Records
========

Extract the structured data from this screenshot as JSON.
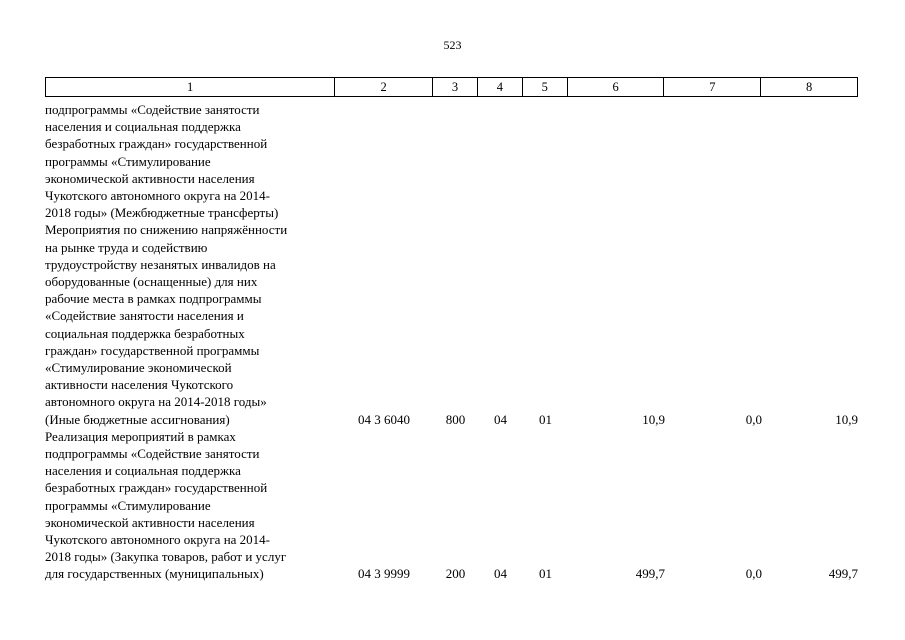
{
  "page": {
    "number": "523"
  },
  "table": {
    "headers": [
      "1",
      "2",
      "3",
      "4",
      "5",
      "6",
      "7",
      "8"
    ],
    "rows": [
      {
        "lines": [
          "подпрограммы «Содействие занятости",
          "населения и социальная поддержка",
          "безработных граждан» государственной",
          "программы «Стимулирование",
          "экономической активности населения",
          "Чукотского автономного округа на 2014-",
          "2018 годы» (Межбюджетные трансферты)"
        ],
        "values": [
          "",
          "",
          "",
          "",
          "",
          "",
          ""
        ]
      },
      {
        "lines": [
          "Мероприятия по снижению напряжённости",
          "на рынке труда и содействию",
          "трудоустройству незанятых инвалидов на",
          "оборудованные (оснащенные) для них",
          "рабочие места в рамках подпрограммы",
          "«Содействие занятости населения и",
          "социальная поддержка безработных",
          "граждан» государственной программы",
          "«Стимулирование экономической",
          "активности населения Чукотского",
          "автономного округа на 2014-2018 годы»",
          "(Иные бюджетные ассигнования)"
        ],
        "values": [
          "04 3 6040",
          "800",
          "04",
          "01",
          "10,9",
          "0,0",
          "10,9"
        ]
      },
      {
        "lines": [
          "Реализация мероприятий в рамках",
          "подпрограммы «Содействие занятости",
          "населения и социальная поддержка",
          "безработных граждан» государственной",
          "программы «Стимулирование",
          "экономической активности населения",
          "Чукотского автономного округа на 2014-",
          "2018 годы» (Закупка товаров, работ и услуг",
          "для государственных (муниципальных)"
        ],
        "values": [
          "04 3 9999",
          "200",
          "04",
          "01",
          "499,7",
          "0,0",
          "499,7"
        ]
      }
    ]
  }
}
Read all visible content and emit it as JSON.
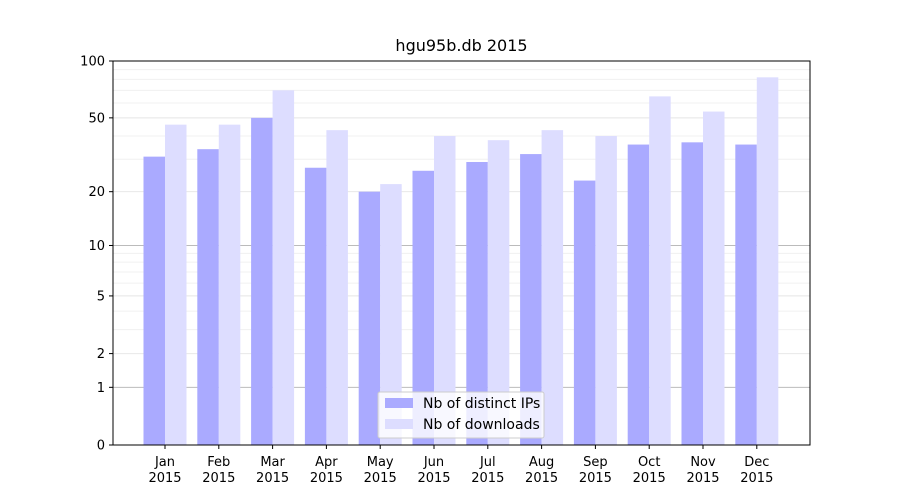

========

Request
Give all the lines above again, character for character, without pictures.

Solution
Extract the structured data from this screenshot as JSON.
{
  "page": {
    "number": "523"
  },
  "table": {
    "headers": [
      "1",
      "2",
      "3",
      "4",
      "5",
      "6",
      "7",
      "8"
    ],
    "rows": [
      {
        "lines": [
          "подпрограммы «Содействие занятости",
          "населения и социальная поддержка",
          "безработных граждан» государственной",
          "программы «Стимулирование",
          "экономической активности населения",
          "Чукотского автономного округа на 2014-",
          "2018 годы» (Межбюджетные трансферты)"
        ],
        "values": [
          "",
          "",
          "",
          "",
          "",
          "",
          ""
        ]
      },
      {
        "lines": [
          "Мероприятия по снижению напряжённости",
          "на рынке труда и содействию",
          "трудоустройству незанятых инвалидов на",
          "оборудованные (оснащенные) для них",
          "рабочие места в рамках подпрограммы",
          "«Содействие занятости населения и",
          "социальная поддержка безработных",
          "граждан» государственной программы",
          "«Стимулирование экономической",
          "активности населения Чукотского",
          "автономного округа на 2014-2018 годы»",
          "(Иные бюджетные ассигнования)"
        ],
        "values": [
          "04 3 6040",
          "800",
          "04",
          "01",
          "10,9",
          "0,0",
          "10,9"
        ]
      },
      {
        "lines": [
          "Реализация мероприятий в рамках",
          "подпрограммы «Содействие занятости",
          "населения и социальная поддержка",
          "безработных граждан» государственной",
          "программы «Стимулирование",
          "экономической активности населения",
          "Чукотского автономного округа на 2014-",
          "2018 годы» (Закупка товаров, работ и услуг",
          "для государственных (муниципальных)"
        ],
        "values": [
          "04 3 9999",
          "200",
          "04",
          "01",
          "499,7",
          "0,0",
          "499,7"
        ]
      }
    ]
  }
}
Read all visible content and emit it as JSON.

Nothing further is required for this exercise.